• [Brief]: Extract from the listing each line in which the word "Yamal" appears.

• [Material for the task]:
◆ ◆ ◆ ◆
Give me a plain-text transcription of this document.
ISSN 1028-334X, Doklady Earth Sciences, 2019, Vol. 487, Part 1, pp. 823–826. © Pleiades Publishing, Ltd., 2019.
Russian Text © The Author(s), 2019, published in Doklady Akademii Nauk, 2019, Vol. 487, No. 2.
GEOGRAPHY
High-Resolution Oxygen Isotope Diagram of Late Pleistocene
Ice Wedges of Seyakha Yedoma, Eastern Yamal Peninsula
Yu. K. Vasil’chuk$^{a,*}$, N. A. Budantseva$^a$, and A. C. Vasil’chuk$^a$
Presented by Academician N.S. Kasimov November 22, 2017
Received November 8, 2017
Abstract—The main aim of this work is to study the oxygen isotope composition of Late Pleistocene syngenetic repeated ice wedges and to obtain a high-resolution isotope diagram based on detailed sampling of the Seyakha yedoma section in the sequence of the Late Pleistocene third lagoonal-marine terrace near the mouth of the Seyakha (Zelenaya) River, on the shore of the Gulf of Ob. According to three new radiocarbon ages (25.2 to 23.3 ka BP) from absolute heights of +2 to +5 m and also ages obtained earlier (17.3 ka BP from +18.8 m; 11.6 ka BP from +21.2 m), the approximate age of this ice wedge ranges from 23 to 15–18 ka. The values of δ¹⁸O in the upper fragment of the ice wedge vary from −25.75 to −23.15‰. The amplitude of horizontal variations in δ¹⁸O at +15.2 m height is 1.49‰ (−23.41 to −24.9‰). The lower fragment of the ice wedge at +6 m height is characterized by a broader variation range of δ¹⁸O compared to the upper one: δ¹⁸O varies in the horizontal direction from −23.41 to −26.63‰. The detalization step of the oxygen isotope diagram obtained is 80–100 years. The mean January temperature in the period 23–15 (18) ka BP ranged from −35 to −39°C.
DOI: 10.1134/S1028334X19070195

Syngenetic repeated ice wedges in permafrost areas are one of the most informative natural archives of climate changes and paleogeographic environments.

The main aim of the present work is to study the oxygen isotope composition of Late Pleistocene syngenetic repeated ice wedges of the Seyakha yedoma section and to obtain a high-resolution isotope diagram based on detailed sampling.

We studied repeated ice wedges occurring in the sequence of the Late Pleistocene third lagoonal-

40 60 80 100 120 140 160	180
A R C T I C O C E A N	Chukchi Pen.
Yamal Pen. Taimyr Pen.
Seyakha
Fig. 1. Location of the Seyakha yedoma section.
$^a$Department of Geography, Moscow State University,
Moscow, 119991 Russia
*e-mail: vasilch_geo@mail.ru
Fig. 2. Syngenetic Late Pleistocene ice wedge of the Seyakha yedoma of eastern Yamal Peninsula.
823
◆ ◆ ◆ ◆
• [Result of this exercise]:
Ice Wedges of Seyakha Yedoma, Eastern Yamal Peninsula
Yamal Pen. Taimyr Pen.
Fig. 2. Syngenetic Late Pleistocene ice wedge of the Seyakha yedoma of eastern Yamal Peninsula.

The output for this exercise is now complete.